Look through the material below and count the lines with the string "туловища". Report only the count.

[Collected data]
------------------------------------------------------------
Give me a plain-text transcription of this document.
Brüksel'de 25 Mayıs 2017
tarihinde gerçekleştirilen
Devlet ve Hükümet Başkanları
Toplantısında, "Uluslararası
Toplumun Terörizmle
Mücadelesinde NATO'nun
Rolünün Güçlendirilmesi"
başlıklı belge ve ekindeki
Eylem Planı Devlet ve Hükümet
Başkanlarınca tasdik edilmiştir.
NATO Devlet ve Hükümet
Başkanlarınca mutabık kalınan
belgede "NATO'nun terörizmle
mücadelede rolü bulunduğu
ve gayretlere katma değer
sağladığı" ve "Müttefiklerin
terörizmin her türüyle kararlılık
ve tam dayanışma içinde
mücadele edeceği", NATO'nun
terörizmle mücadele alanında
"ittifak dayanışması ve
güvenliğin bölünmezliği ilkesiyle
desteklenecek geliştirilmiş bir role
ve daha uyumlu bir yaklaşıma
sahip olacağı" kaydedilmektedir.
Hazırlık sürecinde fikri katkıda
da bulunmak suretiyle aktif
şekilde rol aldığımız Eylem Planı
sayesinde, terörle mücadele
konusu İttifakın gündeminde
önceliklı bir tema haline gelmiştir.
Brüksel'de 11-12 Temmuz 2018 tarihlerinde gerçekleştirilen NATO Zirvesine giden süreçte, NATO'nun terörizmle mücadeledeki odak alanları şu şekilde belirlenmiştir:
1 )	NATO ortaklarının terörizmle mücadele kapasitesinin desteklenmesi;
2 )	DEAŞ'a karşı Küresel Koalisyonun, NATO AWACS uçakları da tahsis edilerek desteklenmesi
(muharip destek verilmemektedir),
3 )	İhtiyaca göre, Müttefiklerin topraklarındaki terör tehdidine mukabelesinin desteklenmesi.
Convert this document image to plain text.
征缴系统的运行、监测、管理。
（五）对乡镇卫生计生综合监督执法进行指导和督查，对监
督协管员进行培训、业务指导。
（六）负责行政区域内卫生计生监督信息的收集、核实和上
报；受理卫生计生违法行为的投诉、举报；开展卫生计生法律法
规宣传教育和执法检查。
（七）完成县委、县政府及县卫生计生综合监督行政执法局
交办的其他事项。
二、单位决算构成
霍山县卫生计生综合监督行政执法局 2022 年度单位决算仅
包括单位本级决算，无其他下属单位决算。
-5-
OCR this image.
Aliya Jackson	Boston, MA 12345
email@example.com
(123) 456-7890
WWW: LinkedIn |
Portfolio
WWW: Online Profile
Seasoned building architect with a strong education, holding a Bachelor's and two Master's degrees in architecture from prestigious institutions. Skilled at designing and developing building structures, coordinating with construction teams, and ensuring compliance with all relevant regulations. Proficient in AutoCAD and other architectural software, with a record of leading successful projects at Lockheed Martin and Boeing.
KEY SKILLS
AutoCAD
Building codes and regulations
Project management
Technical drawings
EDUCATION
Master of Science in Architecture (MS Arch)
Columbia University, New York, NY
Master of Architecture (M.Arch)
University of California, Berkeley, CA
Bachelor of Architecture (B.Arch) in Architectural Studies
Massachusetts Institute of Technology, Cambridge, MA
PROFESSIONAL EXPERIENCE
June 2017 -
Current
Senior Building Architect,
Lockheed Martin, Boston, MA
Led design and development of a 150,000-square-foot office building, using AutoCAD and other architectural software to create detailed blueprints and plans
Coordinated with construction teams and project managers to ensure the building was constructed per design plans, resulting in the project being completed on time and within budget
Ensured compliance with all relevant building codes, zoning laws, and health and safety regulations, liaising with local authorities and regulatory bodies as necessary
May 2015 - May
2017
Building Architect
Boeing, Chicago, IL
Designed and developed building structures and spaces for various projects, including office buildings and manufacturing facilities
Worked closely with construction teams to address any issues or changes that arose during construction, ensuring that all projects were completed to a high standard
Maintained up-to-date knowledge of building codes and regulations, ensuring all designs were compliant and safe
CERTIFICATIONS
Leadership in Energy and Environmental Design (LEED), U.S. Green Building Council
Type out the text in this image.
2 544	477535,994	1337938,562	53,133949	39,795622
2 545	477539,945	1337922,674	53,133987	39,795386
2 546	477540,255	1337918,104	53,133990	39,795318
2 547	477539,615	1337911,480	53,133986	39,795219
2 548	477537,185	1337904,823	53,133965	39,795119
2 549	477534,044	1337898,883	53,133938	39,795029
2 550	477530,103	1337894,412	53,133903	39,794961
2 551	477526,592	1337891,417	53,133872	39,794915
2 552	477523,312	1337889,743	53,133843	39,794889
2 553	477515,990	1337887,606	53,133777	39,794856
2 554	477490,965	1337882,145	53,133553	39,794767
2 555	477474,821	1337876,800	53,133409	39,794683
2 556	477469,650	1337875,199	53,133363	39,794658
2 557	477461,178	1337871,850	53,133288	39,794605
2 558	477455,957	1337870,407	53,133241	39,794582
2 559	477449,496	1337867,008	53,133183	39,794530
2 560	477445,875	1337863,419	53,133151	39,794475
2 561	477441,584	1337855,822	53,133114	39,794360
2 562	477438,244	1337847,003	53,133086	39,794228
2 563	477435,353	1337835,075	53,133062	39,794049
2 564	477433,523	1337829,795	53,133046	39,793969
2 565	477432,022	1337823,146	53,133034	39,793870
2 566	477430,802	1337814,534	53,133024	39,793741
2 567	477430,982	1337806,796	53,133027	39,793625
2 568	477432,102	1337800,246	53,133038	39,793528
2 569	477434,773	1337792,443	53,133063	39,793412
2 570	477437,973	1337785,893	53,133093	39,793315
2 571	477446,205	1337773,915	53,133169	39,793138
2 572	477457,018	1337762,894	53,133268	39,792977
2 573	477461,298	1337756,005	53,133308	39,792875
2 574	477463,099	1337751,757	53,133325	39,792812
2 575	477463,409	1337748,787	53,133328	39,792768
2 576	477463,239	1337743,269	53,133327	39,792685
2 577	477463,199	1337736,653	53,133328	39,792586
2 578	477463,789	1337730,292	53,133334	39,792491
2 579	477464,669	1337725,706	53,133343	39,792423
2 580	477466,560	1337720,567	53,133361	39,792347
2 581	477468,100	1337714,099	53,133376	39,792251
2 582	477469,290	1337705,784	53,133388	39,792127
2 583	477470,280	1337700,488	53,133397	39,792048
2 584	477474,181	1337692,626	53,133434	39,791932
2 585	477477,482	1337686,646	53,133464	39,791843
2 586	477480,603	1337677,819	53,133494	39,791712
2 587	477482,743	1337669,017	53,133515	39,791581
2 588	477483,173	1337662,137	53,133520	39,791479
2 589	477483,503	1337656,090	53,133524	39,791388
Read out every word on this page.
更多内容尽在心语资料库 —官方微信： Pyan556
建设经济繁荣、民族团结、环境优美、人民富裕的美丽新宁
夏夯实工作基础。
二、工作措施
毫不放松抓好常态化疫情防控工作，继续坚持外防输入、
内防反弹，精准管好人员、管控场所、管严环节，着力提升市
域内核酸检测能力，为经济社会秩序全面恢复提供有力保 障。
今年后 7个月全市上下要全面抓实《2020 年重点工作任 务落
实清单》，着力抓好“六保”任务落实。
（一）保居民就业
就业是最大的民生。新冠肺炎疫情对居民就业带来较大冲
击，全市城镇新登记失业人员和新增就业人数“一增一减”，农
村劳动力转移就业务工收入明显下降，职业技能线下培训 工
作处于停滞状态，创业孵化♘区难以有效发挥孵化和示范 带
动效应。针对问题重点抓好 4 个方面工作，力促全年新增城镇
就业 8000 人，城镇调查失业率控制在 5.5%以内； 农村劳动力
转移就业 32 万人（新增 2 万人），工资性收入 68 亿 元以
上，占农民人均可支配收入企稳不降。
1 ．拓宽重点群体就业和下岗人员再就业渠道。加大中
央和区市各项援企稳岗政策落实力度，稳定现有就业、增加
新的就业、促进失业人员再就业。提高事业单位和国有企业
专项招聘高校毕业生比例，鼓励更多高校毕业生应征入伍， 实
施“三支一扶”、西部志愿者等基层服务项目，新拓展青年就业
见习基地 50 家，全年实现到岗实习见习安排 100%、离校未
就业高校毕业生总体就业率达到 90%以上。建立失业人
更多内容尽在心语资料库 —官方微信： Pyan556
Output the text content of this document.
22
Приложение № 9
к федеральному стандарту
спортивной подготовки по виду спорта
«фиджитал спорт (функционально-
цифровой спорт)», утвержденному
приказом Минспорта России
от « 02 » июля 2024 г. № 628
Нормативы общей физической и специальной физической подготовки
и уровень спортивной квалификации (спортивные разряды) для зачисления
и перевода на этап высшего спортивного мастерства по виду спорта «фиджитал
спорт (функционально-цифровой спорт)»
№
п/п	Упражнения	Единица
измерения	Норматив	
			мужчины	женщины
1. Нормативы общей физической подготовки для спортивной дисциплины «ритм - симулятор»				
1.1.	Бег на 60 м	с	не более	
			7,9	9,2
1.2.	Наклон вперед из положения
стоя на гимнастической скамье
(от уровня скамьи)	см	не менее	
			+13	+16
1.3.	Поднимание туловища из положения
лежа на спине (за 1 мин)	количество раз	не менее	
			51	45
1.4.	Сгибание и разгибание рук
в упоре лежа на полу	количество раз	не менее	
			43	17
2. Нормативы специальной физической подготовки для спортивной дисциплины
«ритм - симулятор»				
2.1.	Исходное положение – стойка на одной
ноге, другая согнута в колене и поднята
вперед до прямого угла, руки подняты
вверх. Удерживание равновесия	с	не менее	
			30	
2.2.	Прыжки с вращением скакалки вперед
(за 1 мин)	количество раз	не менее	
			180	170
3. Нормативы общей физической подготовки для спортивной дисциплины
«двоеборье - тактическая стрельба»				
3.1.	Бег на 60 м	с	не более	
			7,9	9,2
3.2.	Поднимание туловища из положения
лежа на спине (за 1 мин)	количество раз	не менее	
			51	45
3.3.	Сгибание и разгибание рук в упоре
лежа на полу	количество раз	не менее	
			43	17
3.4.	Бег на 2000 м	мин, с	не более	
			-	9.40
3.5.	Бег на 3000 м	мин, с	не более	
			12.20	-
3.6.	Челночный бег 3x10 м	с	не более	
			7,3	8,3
------------------------------------------------------------
Response to the task: 2